_Exercise details_
Below are the entries; state how many of their lines contain the string "Those", and nothing more.

_Material shown_
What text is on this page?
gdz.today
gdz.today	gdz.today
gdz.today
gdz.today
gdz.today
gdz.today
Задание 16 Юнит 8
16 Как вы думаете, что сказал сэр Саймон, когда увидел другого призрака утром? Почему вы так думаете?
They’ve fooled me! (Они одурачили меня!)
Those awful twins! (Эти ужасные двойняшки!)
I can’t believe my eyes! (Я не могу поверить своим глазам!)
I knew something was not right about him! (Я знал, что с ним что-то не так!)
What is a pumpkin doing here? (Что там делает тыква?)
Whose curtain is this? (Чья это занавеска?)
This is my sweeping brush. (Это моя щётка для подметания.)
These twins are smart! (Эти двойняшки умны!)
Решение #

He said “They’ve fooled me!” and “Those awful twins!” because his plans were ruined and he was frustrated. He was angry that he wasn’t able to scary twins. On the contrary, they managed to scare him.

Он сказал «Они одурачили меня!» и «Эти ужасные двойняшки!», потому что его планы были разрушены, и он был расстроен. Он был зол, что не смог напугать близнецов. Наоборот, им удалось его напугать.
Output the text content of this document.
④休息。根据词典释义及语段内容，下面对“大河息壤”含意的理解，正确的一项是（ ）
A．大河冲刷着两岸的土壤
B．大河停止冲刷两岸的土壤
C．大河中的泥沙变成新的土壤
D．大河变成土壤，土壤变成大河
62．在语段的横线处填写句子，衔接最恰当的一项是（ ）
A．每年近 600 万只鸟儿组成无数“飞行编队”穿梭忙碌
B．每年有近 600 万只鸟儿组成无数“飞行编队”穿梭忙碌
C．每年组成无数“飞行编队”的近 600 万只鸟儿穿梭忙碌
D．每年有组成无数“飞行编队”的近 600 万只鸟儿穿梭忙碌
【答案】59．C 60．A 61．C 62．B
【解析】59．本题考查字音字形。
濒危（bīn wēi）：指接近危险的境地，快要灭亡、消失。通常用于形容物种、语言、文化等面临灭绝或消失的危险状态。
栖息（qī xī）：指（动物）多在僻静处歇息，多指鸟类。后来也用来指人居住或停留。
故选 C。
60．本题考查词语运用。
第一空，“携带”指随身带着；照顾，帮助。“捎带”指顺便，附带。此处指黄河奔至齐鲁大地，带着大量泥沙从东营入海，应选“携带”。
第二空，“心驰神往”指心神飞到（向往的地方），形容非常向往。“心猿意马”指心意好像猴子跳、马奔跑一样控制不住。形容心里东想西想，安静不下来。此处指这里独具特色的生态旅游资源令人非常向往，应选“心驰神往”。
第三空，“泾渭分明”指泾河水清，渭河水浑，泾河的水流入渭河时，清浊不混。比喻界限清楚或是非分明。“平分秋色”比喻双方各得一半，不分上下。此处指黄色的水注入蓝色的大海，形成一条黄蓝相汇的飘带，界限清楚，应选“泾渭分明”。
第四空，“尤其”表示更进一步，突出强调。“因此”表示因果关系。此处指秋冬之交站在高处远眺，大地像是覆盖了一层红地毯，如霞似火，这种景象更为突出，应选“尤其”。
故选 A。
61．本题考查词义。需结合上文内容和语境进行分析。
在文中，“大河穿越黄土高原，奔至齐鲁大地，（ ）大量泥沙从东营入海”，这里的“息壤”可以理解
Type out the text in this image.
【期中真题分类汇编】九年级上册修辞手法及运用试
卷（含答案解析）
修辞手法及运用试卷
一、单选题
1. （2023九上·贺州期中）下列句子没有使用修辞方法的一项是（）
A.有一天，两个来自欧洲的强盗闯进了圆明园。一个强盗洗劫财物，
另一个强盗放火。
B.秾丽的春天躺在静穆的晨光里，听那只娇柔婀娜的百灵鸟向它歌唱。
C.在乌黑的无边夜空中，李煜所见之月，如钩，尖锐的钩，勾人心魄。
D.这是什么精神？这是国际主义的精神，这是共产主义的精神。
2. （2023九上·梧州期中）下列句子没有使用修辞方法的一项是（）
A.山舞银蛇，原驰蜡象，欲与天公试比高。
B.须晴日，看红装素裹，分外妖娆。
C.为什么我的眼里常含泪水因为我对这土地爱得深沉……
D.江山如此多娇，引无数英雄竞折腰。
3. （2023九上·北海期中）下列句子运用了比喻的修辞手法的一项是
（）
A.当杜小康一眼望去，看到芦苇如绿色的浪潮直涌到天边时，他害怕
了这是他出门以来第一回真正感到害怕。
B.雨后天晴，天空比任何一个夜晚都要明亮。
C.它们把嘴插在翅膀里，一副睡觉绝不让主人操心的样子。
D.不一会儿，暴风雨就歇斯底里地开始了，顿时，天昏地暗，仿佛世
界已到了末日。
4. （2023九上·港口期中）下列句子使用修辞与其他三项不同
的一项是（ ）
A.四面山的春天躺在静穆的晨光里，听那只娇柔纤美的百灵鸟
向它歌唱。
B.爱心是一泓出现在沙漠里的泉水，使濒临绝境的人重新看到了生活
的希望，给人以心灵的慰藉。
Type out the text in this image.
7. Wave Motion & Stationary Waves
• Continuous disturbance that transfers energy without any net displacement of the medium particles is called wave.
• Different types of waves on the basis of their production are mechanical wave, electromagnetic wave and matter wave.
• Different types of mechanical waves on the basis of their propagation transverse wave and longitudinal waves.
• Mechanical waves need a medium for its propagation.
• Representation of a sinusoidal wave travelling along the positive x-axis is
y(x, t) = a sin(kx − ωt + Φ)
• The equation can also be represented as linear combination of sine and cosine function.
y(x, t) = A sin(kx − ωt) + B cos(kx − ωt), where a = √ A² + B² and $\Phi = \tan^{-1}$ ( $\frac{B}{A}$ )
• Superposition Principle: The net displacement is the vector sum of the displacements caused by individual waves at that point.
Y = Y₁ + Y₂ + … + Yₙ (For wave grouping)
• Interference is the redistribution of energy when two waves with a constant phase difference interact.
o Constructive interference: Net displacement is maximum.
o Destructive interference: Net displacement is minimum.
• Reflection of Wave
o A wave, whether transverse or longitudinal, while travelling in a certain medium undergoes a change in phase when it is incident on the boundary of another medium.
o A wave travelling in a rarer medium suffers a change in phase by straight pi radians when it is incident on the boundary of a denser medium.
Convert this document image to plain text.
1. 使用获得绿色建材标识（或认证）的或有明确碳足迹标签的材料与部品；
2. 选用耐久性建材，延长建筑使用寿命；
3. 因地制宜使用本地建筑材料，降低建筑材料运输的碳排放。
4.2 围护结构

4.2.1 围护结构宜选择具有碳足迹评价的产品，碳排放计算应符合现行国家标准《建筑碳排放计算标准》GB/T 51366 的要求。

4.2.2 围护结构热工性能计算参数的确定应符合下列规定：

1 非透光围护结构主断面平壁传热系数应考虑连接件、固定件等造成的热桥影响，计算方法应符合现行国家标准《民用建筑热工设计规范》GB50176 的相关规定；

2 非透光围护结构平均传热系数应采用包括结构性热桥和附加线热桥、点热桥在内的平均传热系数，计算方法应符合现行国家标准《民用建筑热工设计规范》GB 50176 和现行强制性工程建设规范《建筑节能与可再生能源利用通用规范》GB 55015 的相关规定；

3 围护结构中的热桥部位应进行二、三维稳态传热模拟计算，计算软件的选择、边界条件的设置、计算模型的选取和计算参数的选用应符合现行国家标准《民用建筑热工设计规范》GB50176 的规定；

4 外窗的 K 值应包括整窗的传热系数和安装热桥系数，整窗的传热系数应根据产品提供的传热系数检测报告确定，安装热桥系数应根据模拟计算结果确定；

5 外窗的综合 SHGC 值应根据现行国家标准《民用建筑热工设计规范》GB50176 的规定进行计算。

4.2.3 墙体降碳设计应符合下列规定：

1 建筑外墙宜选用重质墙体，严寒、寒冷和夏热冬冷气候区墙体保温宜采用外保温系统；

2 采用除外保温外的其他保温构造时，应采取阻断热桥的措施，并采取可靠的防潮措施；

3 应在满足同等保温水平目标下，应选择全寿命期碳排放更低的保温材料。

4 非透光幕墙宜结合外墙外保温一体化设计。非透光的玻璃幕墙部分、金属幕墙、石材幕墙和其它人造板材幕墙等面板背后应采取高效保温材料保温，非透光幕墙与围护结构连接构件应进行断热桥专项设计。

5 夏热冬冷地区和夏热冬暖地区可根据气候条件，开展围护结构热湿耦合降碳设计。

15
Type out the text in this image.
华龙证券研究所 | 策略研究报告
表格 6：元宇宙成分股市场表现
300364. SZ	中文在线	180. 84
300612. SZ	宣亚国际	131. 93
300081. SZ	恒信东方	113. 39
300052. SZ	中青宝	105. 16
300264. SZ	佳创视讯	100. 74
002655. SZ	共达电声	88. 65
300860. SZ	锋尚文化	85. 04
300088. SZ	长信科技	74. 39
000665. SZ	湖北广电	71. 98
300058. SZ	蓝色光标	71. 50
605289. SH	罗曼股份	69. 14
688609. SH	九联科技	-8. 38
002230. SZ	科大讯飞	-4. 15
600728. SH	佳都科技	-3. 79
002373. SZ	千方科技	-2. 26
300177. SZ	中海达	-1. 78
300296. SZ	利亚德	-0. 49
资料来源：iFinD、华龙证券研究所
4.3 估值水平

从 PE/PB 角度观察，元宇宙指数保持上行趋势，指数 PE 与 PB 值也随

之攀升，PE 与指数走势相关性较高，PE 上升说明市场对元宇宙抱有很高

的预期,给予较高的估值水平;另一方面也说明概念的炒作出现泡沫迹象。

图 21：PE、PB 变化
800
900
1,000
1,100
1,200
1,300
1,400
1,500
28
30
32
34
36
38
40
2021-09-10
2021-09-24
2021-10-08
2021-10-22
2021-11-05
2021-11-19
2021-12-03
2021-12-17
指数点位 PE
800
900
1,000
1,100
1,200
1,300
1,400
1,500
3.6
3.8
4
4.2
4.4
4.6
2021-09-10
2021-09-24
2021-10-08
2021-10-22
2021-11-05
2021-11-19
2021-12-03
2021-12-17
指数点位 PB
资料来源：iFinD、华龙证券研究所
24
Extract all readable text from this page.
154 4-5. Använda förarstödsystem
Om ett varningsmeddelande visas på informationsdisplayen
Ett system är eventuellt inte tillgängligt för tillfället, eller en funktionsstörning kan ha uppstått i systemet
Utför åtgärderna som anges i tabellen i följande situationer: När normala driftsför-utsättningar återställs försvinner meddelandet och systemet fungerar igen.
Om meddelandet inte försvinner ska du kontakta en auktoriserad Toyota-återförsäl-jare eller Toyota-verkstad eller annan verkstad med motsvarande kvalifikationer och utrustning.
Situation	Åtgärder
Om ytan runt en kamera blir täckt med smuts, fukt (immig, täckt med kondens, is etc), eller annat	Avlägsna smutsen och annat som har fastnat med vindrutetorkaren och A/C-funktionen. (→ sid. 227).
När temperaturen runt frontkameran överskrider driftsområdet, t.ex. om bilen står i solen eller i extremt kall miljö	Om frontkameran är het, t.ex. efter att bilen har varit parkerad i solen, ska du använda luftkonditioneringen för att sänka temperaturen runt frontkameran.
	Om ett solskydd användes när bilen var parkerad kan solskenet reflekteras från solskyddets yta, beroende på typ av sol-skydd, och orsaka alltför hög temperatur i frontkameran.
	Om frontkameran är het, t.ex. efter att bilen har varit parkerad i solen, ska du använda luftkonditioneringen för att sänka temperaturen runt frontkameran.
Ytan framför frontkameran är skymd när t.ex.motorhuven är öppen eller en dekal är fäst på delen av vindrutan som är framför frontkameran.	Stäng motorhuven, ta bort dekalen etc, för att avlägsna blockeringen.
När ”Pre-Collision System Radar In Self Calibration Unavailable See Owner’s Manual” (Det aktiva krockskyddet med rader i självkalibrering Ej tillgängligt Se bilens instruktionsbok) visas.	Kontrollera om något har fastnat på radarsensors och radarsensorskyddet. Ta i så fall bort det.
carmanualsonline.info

_Answer to this task_
2